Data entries
# # # # #

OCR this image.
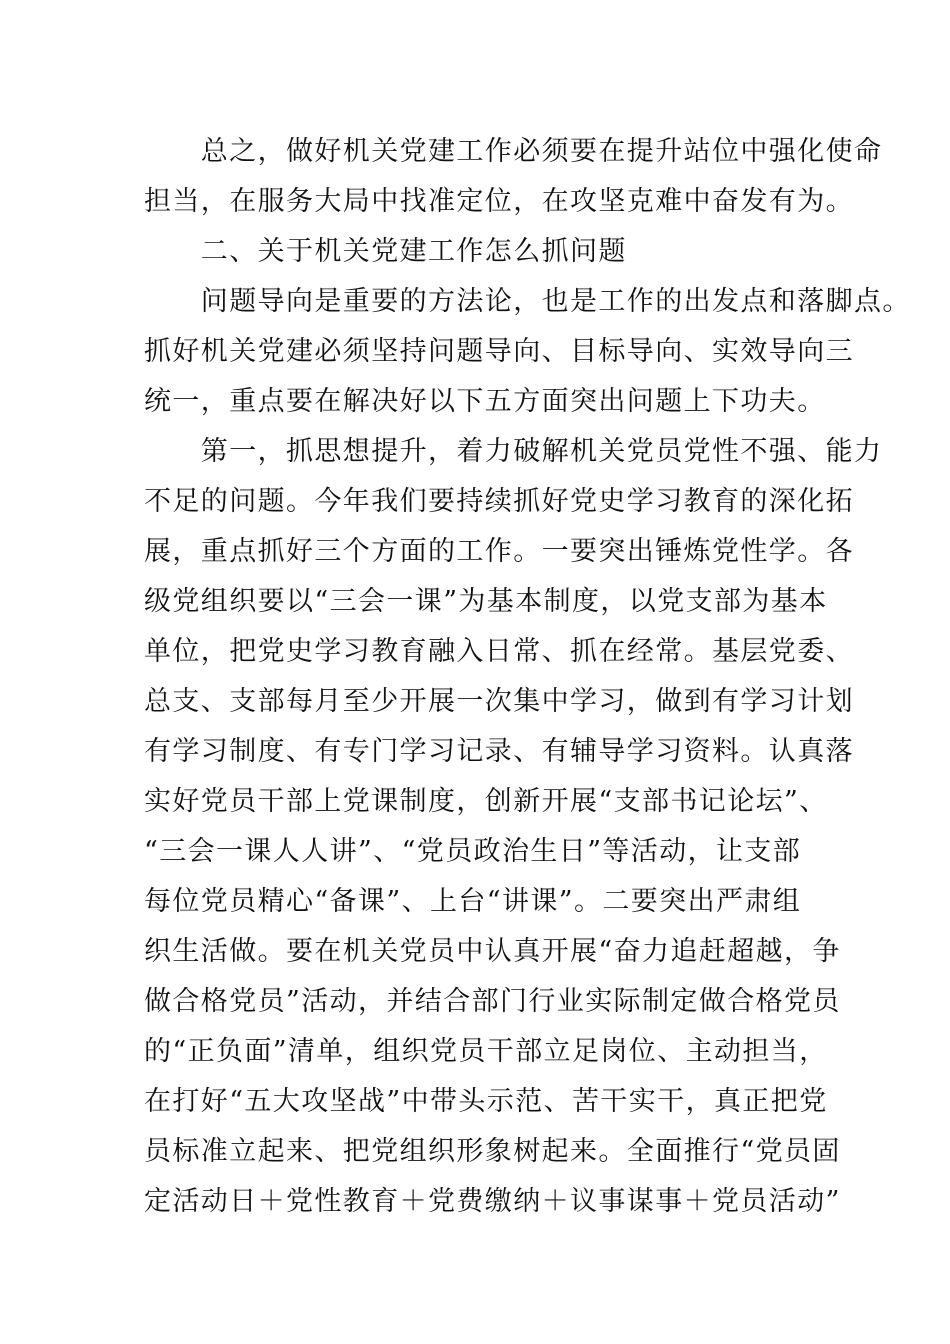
　　总之，做好机关党建工作必须要在提升站位中强化使命
担当，在服务大局中找准定位，在攻坚克难中奋发有为。
　　二、关于机关党建工作怎么抓问题
　　问题导向是重要的方法论，也是工作的出发点和落脚点。
抓好机关党建必须坚持问题导向、目标导向、实效导向三
统一，重点要在解决好以下五方面突出问题上下功夫。
　　第一，抓思想提升，着力破解机关党员党性不强、能力
不足的问题。今年我们要持续抓好党史学习教育的深化拓
展，重点抓好三个方面的工作。一要突出锤炼党性学。各
级党组织要以“三会一课”为基本制度，以党支部为基本
单位，把党史学习教育融入日常、抓在经常。基层党委、
总支、支部每月至少开展一次集中学习，做到有学习计划
有学习制度、有专门学习记录、有辅导学习资料。认真落
实好党员干部上党课制度，创新开展“支部书记论坛”、
“三会一课人人讲”、“党员政治生日”等活动，让支部
每位党员精心“备课”、上台“讲课”。二要突出严肃组
织生活做。要在机关党员中认真开展“奋力追赶超越，争
做合格党员”活动，并结合部门行业实际制定做合格党员
的“正负面”清单，组织党员干部立足岗位、主动担当，
在打好“五大攻坚战”中带头示范、苦干实干，真正把党
员标准立起来、把党组织形象树起来。全面推行“党员固
定活动日＋党性教育＋党费缴纳＋议事谋事＋党员活动”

# # # # #

### Problem requirements
Copy out all the entries exactly. Images stay out of the copy.

### Response to the exercise
OCR this image.
　　总之，做好机关党建工作必须要在提升站位中强化使命
担当，在服务大局中找准定位，在攻坚克难中奋发有为。
　　二、关于机关党建工作怎么抓问题
　　问题导向是重要的方法论，也是工作的出发点和落脚点。
抓好机关党建必须坚持问题导向、目标导向、实效导向三
统一，重点要在解决好以下五方面突出问题上下功夫。
　　第一，抓思想提升，着力破解机关党员党性不强、能力
不足的问题。今年我们要持续抓好党史学习教育的深化拓
展，重点抓好三个方面的工作。一要突出锤炼党性学。各
级党组织要以“三会一课”为基本制度，以党支部为基本
单位，把党史学习教育融入日常、抓在经常。基层党委、
总支、支部每月至少开展一次集中学习，做到有学习计划
有学习制度、有专门学习记录、有辅导学习资料。认真落
实好党员干部上党课制度，创新开展“支部书记论坛”、
“三会一课人人讲”、“党员政治生日”等活动，让支部
每位党员精心“备课”、上台“讲课”。二要突出严肃组
织生活做。要在机关党员中认真开展“奋力追赶超越，争
做合格党员”活动，并结合部门行业实际制定做合格党员
的“正负面”清单，组织党员干部立足岗位、主动担当，
在打好“五大攻坚战”中带头示范、苦干实干，真正把党
员标准立起来、把党组织形象树起来。全面推行“党员固
定活动日＋党性教育＋党费缴纳＋议事谋事＋党员活动”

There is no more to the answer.